(Stored entries)
(begin)

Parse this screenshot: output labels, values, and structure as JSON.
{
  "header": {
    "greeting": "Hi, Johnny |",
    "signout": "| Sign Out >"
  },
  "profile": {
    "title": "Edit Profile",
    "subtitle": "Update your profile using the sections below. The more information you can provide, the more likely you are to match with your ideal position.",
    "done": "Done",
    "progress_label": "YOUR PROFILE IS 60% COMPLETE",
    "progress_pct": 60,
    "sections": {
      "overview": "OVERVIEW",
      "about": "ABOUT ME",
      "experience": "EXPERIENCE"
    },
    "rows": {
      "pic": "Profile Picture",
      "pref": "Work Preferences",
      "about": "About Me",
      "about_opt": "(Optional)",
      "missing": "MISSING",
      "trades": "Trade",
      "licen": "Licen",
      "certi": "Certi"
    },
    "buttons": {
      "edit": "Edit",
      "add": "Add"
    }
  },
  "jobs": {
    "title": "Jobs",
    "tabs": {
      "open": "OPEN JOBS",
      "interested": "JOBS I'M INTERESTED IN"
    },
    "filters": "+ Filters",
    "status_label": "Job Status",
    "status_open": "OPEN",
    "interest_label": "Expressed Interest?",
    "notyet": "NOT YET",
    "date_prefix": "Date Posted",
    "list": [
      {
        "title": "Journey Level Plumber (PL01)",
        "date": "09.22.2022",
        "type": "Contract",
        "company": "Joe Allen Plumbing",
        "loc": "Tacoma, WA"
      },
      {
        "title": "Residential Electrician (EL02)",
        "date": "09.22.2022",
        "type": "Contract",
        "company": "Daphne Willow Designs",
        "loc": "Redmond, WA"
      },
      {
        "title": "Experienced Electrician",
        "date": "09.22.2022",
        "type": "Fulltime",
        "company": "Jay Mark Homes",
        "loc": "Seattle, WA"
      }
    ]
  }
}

(end)

→ **YOUR GOAL**:
In the listing above, find the lines holding the word "sections" and copy them.

→ **THE COMPLETED TASK**:
    "subtitle": "Update your profile using the sections below. The more information you can provide, the more likely you are to match with your ideal position.",
    "sections": {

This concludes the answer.